→ What you have to do:
Print the entries that appear below, exactly as written and without their pictures.

→ Data listing:
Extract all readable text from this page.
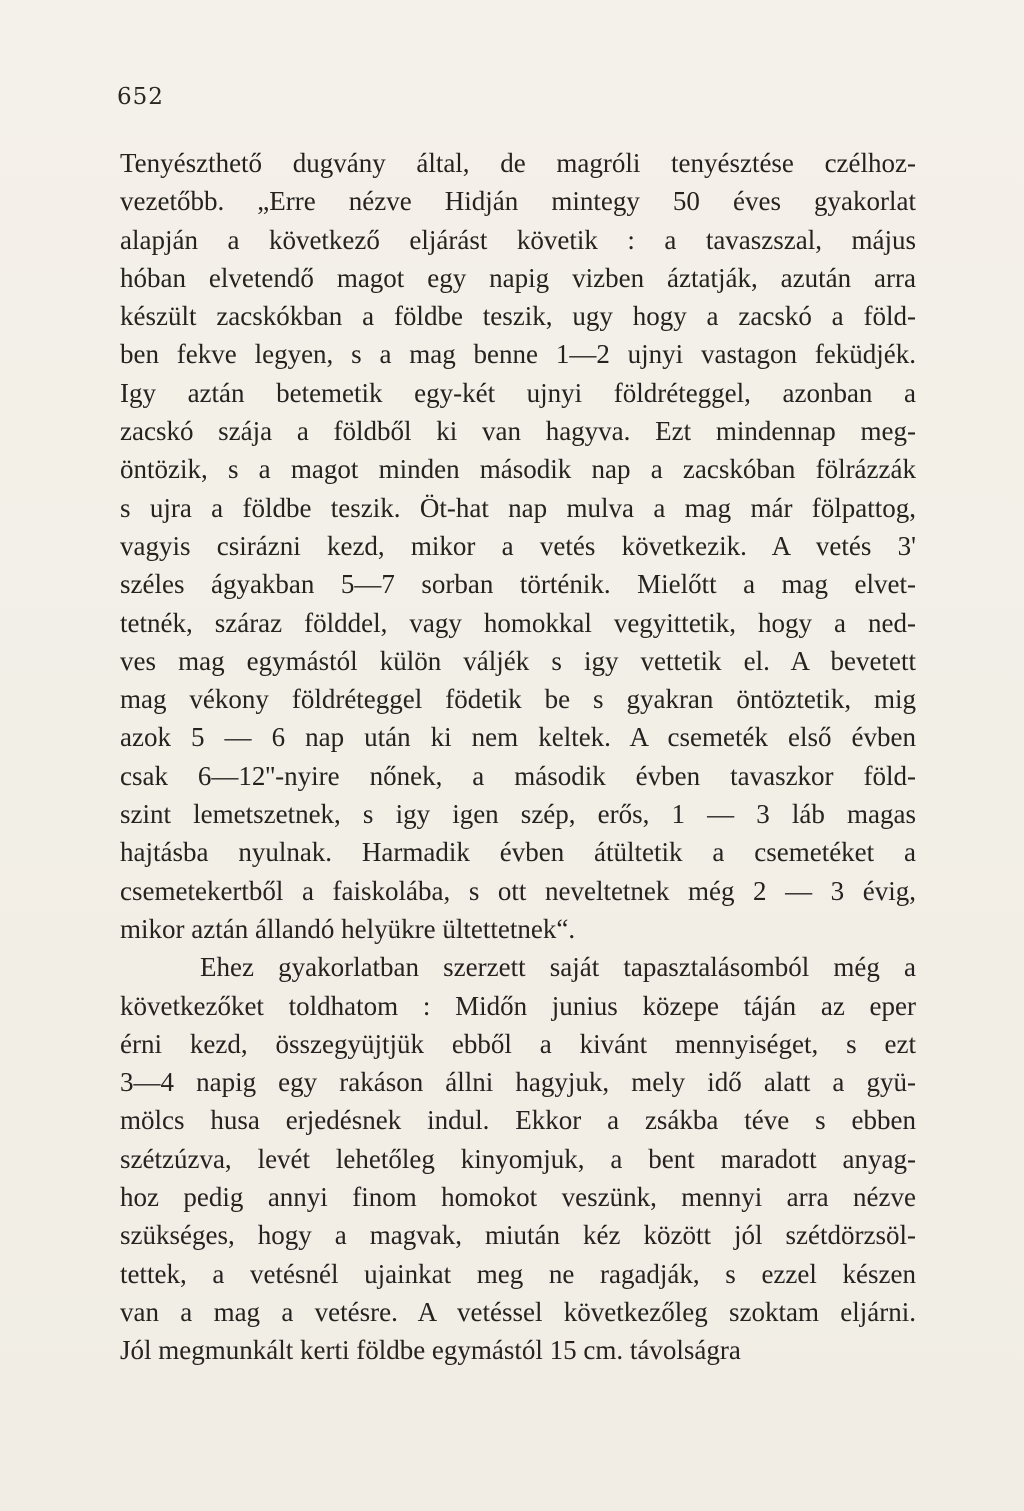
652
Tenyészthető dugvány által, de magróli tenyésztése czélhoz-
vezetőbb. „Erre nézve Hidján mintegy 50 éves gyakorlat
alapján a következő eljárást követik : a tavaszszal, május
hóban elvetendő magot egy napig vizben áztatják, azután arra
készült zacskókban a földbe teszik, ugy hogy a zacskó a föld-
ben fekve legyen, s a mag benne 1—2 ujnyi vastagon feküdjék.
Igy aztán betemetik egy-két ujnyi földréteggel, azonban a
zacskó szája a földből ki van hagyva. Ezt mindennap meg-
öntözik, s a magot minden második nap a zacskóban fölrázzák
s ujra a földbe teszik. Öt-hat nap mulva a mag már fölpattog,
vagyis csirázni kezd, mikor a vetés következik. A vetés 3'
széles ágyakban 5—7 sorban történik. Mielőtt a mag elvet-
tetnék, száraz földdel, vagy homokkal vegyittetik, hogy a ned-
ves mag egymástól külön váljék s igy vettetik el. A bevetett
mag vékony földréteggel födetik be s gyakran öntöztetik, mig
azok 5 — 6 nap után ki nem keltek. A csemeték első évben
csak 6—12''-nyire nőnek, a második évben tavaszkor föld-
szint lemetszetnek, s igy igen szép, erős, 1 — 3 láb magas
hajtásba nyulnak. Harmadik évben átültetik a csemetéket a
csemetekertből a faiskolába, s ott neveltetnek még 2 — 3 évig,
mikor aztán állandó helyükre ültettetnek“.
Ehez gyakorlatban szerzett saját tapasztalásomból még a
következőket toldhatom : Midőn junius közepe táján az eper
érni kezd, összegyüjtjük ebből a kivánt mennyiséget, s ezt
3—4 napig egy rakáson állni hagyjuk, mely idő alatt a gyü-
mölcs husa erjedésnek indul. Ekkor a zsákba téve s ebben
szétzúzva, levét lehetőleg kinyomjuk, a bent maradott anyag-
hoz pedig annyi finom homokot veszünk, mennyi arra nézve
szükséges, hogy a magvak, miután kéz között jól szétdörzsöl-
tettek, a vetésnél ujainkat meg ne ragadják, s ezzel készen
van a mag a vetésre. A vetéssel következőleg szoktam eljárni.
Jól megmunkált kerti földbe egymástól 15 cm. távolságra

→ Answer in full:
Extract all readable text from this page.
652
Tenyészthető dugvány által, de magróli tenyésztése czélhoz-
vezetőbb. „Erre nézve Hidján mintegy 50 éves gyakorlat
alapján a következő eljárást követik : a tavaszszal, május
hóban elvetendő magot egy napig vizben áztatják, azután arra
készült zacskókban a földbe teszik, ugy hogy a zacskó a föld-
ben fekve legyen, s a mag benne 1—2 ujnyi vastagon feküdjék.
Igy aztán betemetik egy-két ujnyi földréteggel, azonban a
zacskó szája a földből ki van hagyva. Ezt mindennap meg-
öntözik, s a magot minden második nap a zacskóban fölrázzák
s ujra a földbe teszik. Öt-hat nap mulva a mag már fölpattog,
vagyis csirázni kezd, mikor a vetés következik. A vetés 3'
széles ágyakban 5—7 sorban történik. Mielőtt a mag elvet-
tetnék, száraz földdel, vagy homokkal vegyittetik, hogy a ned-
ves mag egymástól külön váljék s igy vettetik el. A bevetett
mag vékony földréteggel födetik be s gyakran öntöztetik, mig
azok 5 — 6 nap után ki nem keltek. A csemeték első évben
csak 6—12''-nyire nőnek, a második évben tavaszkor föld-
szint lemetszetnek, s igy igen szép, erős, 1 — 3 láb magas
hajtásba nyulnak. Harmadik évben átültetik a csemetéket a
csemetekertből a faiskolába, s ott neveltetnek még 2 — 3 évig,
mikor aztán állandó helyükre ültettetnek“.
Ehez gyakorlatban szerzett saját tapasztalásomból még a
következőket toldhatom : Midőn junius közepe táján az eper
érni kezd, összegyüjtjük ebből a kivánt mennyiséget, s ezt
3—4 napig egy rakáson állni hagyjuk, mely idő alatt a gyü-
mölcs husa erjedésnek indul. Ekkor a zsákba téve s ebben
szétzúzva, levét lehetőleg kinyomjuk, a bent maradott anyag-
hoz pedig annyi finom homokot veszünk, mennyi arra nézve
szükséges, hogy a magvak, miután kéz között jól szétdörzsöl-
tettek, a vetésnél ujainkat meg ne ragadják, s ezzel készen
van a mag a vetésre. A vetéssel következőleg szoktam eljárni.
Jól megmunkált kerti földbe egymástól 15 cm. távolságra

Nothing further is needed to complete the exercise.